====== Provided data

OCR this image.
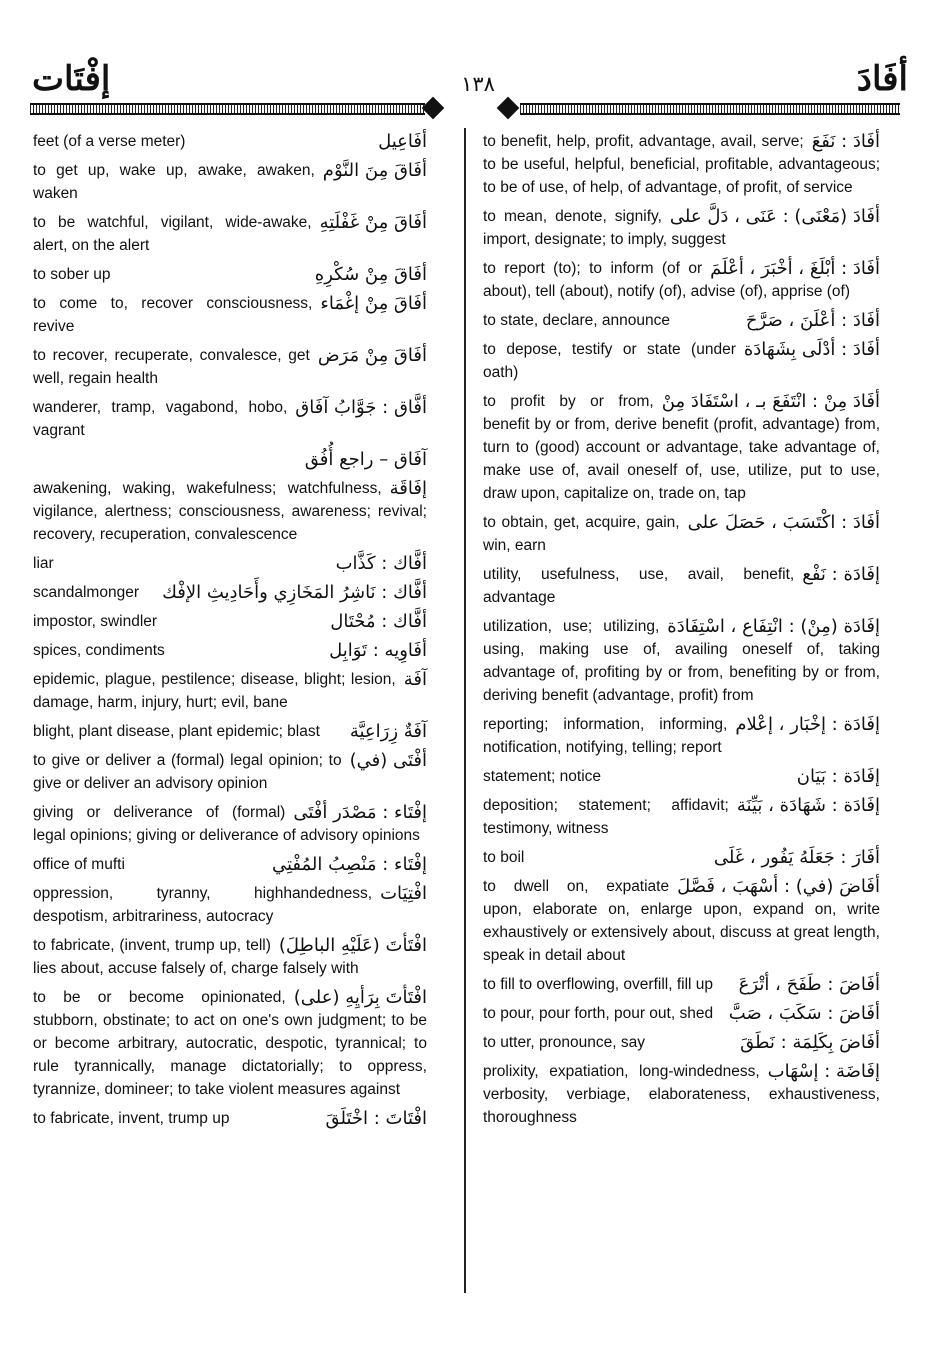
إفْتَات	١٣٨	أفَادَ
أفَاعِيل
feet (of a verse meter)
أفَاقَ مِنَ النَّوْم
to get up, wake up, awake, awaken, waken
أفَاقَ مِنْ غَفْلَتِهِ
to be watchful, vigilant, wide-awake, alert, on the alert
أفَاقَ مِنْ سُكْرِهِ
to sober up
أفَاقَ مِنْ إغْمَاء
to come to, recover consciousness, revive
أفَاقَ مِنْ مَرَض
to recover, recuperate, convalesce, get well, regain health
أفَّاق : جَوَّابُ آفَاق
wanderer, tramp, vagabond, hobo, vagrant
آفَاق – راجع أُفُق
إفَاقَة
awakening, waking, wakefulness; watchfulness, vigilance, alertness; consciousness, awareness; revival; recovery, recuperation, convalescence
أفَّاك : كَذَّاب
liar
أفَّاك : نَاشِرُ المَخَازِي وأَحَادِيثِ الإفْك
scandalmonger
أفَّاك : مُحْتَال
impostor, swindler
أفَاوِيه : تَوَابِل
spices, condiments
آفَة
epidemic, plague, pestilence; disease, blight; lesion, damage, harm, injury, hurt; evil, bane
آفَةٌ زِرَاعِيَّة
blight, plant disease, plant epidemic; blast
أفْتَى (في)
to give or deliver a (formal) legal opinion; to give or deliver an advisory opinion
إفْتَاء : مَصْدَر أفْتَى
giving or deliverance of (formal) legal opinions; giving or deliverance of advisory opinions
إفْتَاء : مَنْصِبُ المُفْتِي
office of mufti
افْتِيَات
oppression, tyranny, highhandedness, despotism, arbitrariness, autocracy
افْتَأتَ (عَلَيْهِ الباطِلَ)
to fabricate, (invent, trump up, tell) lies about, accuse falsely of, charge falsely with
افْتَأتَ بِرَأيِهِ (على)
to be or become opinionated, stubborn, obstinate; to act on one's own judgment; to be or become arbitrary, autocratic, despotic, tyrannical; to rule tyrannically, manage dictatorially; to oppress, tyrannize, domineer; to take violent measures against
افْتَاتَ : اخْتَلَقَ
to fabricate, invent, trump up
أفَادَ : نَفَعَ
to benefit, help, profit, advantage, avail, serve; to be useful, helpful, beneficial, profitable, advantageous; to be of use, of help, of advantage, of profit, of service
أفَادَ (مَعْنَى) : عَنَى ، دَلَّ على
to mean, denote, signify, import, designate; to imply, suggest
أفَادَ : أبْلَغَ ، أخْبَرَ ، أعْلَمَ
to report (to); to inform (of or about), tell (about), notify (of), advise (of), apprise (of)
أفَادَ : أعْلَنَ ، صَرَّحَ
to state, declare, announce
أفَادَ : أدْلَى بِشَهَادَة
to depose, testify or state (under oath)
أفَادَ مِنْ : انْتَفَعَ بـ ، اسْتَفَادَ مِنْ
to profit by or from, benefit by or from, derive benefit (profit, advantage) from, turn to (good) account or advantage, take advantage of, make use of, avail oneself of, use, utilize, put to use, draw upon, capitalize on, trade on, tap
أفَادَ : اكْتَسَبَ ، حَصَلَ على
to obtain, get, acquire, gain, win, earn
إفَادَة : نَفْع
utility, usefulness, use, avail, benefit, advantage
إفَادَة (مِنْ) : انْتِفَاع ، اسْتِفَادَة
utilization, use; utilizing, using, making use of, availing oneself of, taking advantage of, profiting by or from, benefiting by or from, deriving benefit (advantage, profit) from
إفَادَة : إخْبَار ، إعْلام
reporting; information, informing, notification, notifying, telling; report
إفَادَة : بَيَان
statement; notice
إفَادَة : شَهَادَة ، بَيِّنَة
deposition; statement; affidavit; testimony, witness
أفَارَ : جَعَلَهُ يَفُور ، غَلَى
to boil
أفَاضَ (في) : أسْهَبَ ، فَصَّلَ
to dwell on, expatiate upon, elaborate on, enlarge upon, expand on, write exhaustively or extensively about, discuss at great length, speak in detail about
أفَاضَ : طَفَحَ ، أتْرَعَ
to fill to overflowing, overfill, fill up
أفَاضَ : سَكَبَ ، صَبَّ
to pour, pour forth, pour out, shed
أفَاضَ بِكَلِمَة : نَطَقَ
to utter, pronounce, say
إفَاضَة : إسْهَاب
prolixity, expatiation, long-windedness, verbosity, verbiage, elaborateness, exhaustiveness, thoroughness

============

• **Problem description**
Copy out all the data without changing anything, and drop the pictures.

• **Problem solution**
OCR this image.
إفْتَات	١٣٨	أفَادَ
أفَاعِيل
feet (of a verse meter)
أفَاقَ مِنَ النَّوْم
to get up, wake up, awake, awaken, waken
أفَاقَ مِنْ غَفْلَتِهِ
to be watchful, vigilant, wide-awake, alert, on the alert
أفَاقَ مِنْ سُكْرِهِ
to sober up
أفَاقَ مِنْ إغْمَاء
to come to, recover consciousness, revive
أفَاقَ مِنْ مَرَض
to recover, recuperate, convalesce, get well, regain health
أفَّاق : جَوَّابُ آفَاق
wanderer, tramp, vagabond, hobo, vagrant
آفَاق – راجع أُفُق
إفَاقَة
awakening, waking, wakefulness; watchfulness, vigilance, alertness; consciousness, awareness; revival; recovery, recuperation, convalescence
أفَّاك : كَذَّاب
liar
أفَّاك : نَاشِرُ المَخَازِي وأَحَادِيثِ الإفْك
scandalmonger
أفَّاك : مُحْتَال
impostor, swindler
أفَاوِيه : تَوَابِل
spices, condiments
آفَة
epidemic, plague, pestilence; disease, blight; lesion, damage, harm, injury, hurt; evil, bane
آفَةٌ زِرَاعِيَّة
blight, plant disease, plant epidemic; blast
أفْتَى (في)
to give or deliver a (formal) legal opinion; to give or deliver an advisory opinion
إفْتَاء : مَصْدَر أفْتَى
giving or deliverance of (formal) legal opinions; giving or deliverance of advisory opinions
إفْتَاء : مَنْصِبُ المُفْتِي
office of mufti
افْتِيَات
oppression, tyranny, highhandedness, despotism, arbitrariness, autocracy
افْتَأتَ (عَلَيْهِ الباطِلَ)
to fabricate, (invent, trump up, tell) lies about, accuse falsely of, charge falsely with
افْتَأتَ بِرَأيِهِ (على)
to be or become opinionated, stubborn, obstinate; to act on one's own judgment; to be or become arbitrary, autocratic, despotic, tyrannical; to rule tyrannically, manage dictatorially; to oppress, tyrannize, domineer; to take violent measures against
افْتَاتَ : اخْتَلَقَ
to fabricate, invent, trump up
أفَادَ : نَفَعَ
to benefit, help, profit, advantage, avail, serve; to be useful, helpful, beneficial, profitable, advantageous; to be of use, of help, of advantage, of profit, of service
أفَادَ (مَعْنَى) : عَنَى ، دَلَّ على
to mean, denote, signify, import, designate; to imply, suggest
أفَادَ : أبْلَغَ ، أخْبَرَ ، أعْلَمَ
to report (to); to inform (of or about), tell (about), notify (of), advise (of), apprise (of)
أفَادَ : أعْلَنَ ، صَرَّحَ
to state, declare, announce
أفَادَ : أدْلَى بِشَهَادَة
to depose, testify or state (under oath)
أفَادَ مِنْ : انْتَفَعَ بـ ، اسْتَفَادَ مِنْ
to profit by or from, benefit by or from, derive benefit (profit, advantage) from, turn to (good) account or advantage, take advantage of, make use of, avail oneself of, use, utilize, put to use, draw upon, capitalize on, trade on, tap
أفَادَ : اكْتَسَبَ ، حَصَلَ على
to obtain, get, acquire, gain, win, earn
إفَادَة : نَفْع
utility, usefulness, use, avail, benefit, advantage
إفَادَة (مِنْ) : انْتِفَاع ، اسْتِفَادَة
utilization, use; utilizing, using, making use of, availing oneself of, taking advantage of, profiting by or from, benefiting by or from, deriving benefit (advantage, profit) from
إفَادَة : إخْبَار ، إعْلام
reporting; information, informing, notification, notifying, telling; report
إفَادَة : بَيَان
statement; notice
إفَادَة : شَهَادَة ، بَيِّنَة
deposition; statement; affidavit; testimony, witness
أفَارَ : جَعَلَهُ يَفُور ، غَلَى
to boil
أفَاضَ (في) : أسْهَبَ ، فَصَّلَ
to dwell on, expatiate upon, elaborate on, enlarge upon, expand on, write exhaustively or extensively about, discuss at great length, speak in detail about
أفَاضَ : طَفَحَ ، أتْرَعَ
to fill to overflowing, overfill, fill up
أفَاضَ : سَكَبَ ، صَبَّ
to pour, pour forth, pour out, shed
أفَاضَ بِكَلِمَة : نَطَقَ
to utter, pronounce, say
إفَاضَة : إسْهَاب
prolixity, expatiation, long-windedness, verbosity, verbiage, elaborateness, exhaustiveness, thoroughness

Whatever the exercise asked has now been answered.